* BEGIN Input data *
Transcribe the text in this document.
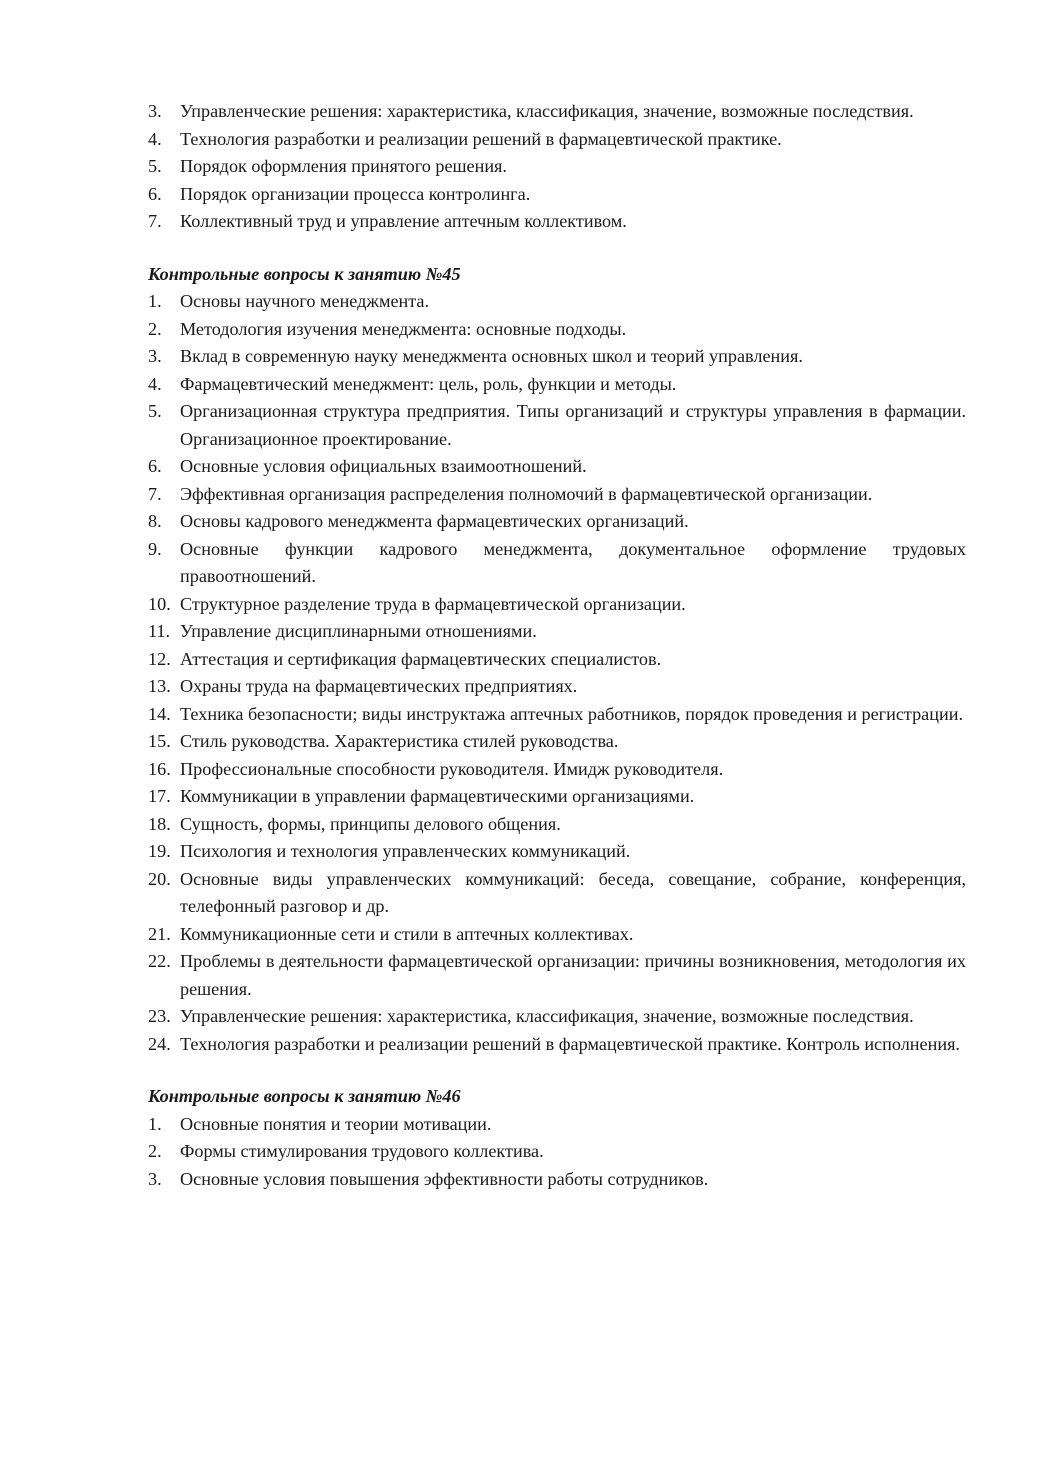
3. Управленческие решения: характеристика, классификация, значение, возможные последствия.
4. Технология разработки и реализации решений в фармацевтической практике.
5. Порядок оформления принятого решения.
6. Порядок организации процесса контролинга.
7. Коллективный труд и управление аптечным коллективом.

Контрольные вопросы к занятию №45

1. Основы научного менеджмента.
2. Методология изучения менеджмента: основные подходы.
3. Вклад в современную науку менеджмента основных школ и теорий управления.
4. Фармацевтический менеджмент: цель, роль, функции и методы.
5. Организационная структура предприятия. Типы организаций и структуры управления в фармации. Организационное проектирование.
6. Основные условия официальных взаимоотношений.
7. Эффективная организация распределения полномочий в фармацевтической организации.
8. Основы кадрового менеджмента фармацевтических организаций.
9. Основные функции кадрового менеджмента, документальное оформление трудовых правоотношений.
10. Структурное разделение труда в фармацевтической организации.
11. Управление дисциплинарными отношениями.
12. Аттестация и сертификация фармацевтических специалистов.
13. Охраны труда на фармацевтических предприятиях.
14. Техника безопасности; виды инструктажа аптечных работников, порядок проведения и регистрации.
15. Стиль руководства. Характеристика стилей руководства.
16. Профессиональные способности руководителя. Имидж руководителя.
17. Коммуникации в управлении фармацевтическими организациями.
18. Сущность, формы, принципы делового общения.
19. Психология и технология управленческих коммуникаций.
20. Основные виды управленческих коммуникаций: беседа, совещание, собрание, конференция, телефонный разговор и др.
21. Коммуникационные сети и стили в аптечных коллективах.
22. Проблемы в деятельности фармацевтической организации: причины возникновения, методология их решения.
23. Управленческие решения: характеристика, классификация, значение, возможные последствия.
24. Технология разработки и реализации решений в фармацевтической практике. Контроль исполнения.

Контрольные вопросы к занятию №46

1. Основные понятия и теории мотивации.
2. Формы стимулирования трудового коллектива.
3. Основные условия повышения эффективности работы сотрудников.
* END Input data *
[What the task requires]: Pull out all lines in the data above that include "значение".

[Result of the exercise]:
3. Управленческие решения: характеристика, классификация, значение, возможные последствия.
23. Управленческие решения: характеристика, классификация, значение, возможные последствия.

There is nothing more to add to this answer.